§ **What the exercise asks**
Gather all lines from the material that contain "ihre".
____
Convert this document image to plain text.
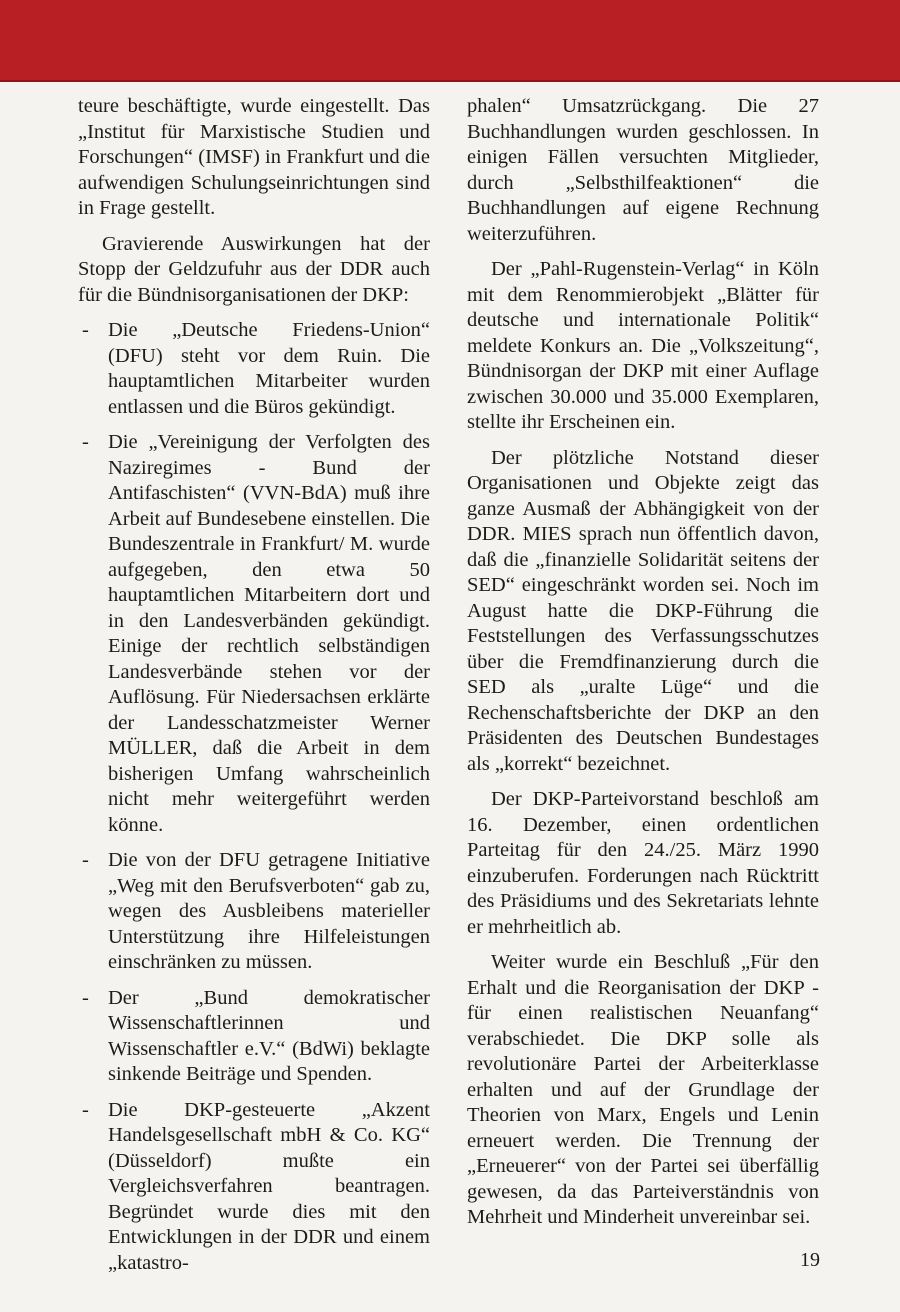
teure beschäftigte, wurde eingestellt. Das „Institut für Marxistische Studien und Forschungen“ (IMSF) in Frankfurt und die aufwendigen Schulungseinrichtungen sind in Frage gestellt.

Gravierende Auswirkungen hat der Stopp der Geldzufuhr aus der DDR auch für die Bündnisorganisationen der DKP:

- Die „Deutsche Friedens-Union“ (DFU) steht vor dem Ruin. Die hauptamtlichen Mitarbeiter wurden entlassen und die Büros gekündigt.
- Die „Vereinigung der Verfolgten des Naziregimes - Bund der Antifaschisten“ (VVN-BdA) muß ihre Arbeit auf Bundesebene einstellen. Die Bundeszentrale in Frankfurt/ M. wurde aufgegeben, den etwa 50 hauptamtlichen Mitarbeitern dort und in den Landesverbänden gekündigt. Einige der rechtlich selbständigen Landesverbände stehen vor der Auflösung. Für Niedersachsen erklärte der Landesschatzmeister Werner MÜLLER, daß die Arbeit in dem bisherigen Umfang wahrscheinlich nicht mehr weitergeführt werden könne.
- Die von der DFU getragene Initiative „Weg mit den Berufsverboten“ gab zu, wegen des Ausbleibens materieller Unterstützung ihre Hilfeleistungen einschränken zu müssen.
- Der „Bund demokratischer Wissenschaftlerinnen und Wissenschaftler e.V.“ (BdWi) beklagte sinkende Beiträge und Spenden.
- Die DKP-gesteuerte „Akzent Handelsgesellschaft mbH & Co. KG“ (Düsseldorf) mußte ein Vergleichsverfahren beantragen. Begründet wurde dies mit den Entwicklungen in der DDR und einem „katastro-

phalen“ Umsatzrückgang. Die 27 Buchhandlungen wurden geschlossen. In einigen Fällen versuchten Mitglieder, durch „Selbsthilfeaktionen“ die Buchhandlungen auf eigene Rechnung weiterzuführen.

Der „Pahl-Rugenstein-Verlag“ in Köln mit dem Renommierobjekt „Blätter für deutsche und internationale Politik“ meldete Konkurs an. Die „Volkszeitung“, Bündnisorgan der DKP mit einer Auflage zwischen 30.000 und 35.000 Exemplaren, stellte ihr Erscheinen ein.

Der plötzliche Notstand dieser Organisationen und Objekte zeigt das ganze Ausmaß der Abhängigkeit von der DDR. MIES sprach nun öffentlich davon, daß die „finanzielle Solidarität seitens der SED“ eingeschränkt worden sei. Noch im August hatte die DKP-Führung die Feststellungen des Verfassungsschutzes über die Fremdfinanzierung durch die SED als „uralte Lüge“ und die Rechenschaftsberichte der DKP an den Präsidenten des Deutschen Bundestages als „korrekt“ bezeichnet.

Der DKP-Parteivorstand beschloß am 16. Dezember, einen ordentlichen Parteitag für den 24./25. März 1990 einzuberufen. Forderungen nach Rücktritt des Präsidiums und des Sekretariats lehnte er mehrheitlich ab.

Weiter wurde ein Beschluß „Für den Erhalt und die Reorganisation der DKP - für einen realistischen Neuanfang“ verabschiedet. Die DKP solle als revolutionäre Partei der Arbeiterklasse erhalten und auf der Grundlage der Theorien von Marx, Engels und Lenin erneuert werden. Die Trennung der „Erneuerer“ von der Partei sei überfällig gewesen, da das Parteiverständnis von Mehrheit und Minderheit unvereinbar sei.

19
____
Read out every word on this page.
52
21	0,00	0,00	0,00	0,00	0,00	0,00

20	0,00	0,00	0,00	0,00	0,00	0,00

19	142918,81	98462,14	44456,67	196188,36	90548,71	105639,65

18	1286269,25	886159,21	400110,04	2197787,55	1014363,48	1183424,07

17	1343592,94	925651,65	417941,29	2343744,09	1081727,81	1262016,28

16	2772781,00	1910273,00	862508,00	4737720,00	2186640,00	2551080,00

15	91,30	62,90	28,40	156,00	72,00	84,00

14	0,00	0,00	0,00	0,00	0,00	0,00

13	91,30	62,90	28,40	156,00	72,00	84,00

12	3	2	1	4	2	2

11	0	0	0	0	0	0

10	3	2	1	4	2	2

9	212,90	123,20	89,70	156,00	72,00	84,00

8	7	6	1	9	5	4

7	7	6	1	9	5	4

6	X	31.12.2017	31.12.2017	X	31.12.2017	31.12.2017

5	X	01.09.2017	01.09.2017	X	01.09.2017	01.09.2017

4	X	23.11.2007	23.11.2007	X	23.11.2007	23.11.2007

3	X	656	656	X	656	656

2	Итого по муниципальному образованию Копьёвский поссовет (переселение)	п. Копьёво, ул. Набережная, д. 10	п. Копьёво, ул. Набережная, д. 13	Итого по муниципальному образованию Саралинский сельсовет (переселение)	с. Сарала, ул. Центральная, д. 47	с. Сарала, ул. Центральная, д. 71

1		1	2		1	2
____
§ **Answer for the task**
- Die „Vereinigung der Verfolgten des Naziregimes - Bund der Antifaschisten“ (VVN-BdA) muß ihre Arbeit auf Bundesebene einstellen. Die Bundeszentrale in Frankfurt/ M. wurde aufgegeben, den etwa 50 hauptamtlichen Mitarbeitern dort und in den Landesverbänden gekündigt. Einige der rechtlich selbständigen Landesverbände stehen vor der Auflösung. Für Niedersachsen erklärte der Landesschatzmeister Werner MÜLLER, daß die Arbeit in dem bisherigen Umfang wahrscheinlich nicht mehr weitergeführt werden könne.
- Die von der DFU getragene Initiative „Weg mit den Berufsverboten“ gab zu, wegen des Ausbleibens materieller Unterstützung ihre Hilfeleistungen einschränken zu müssen.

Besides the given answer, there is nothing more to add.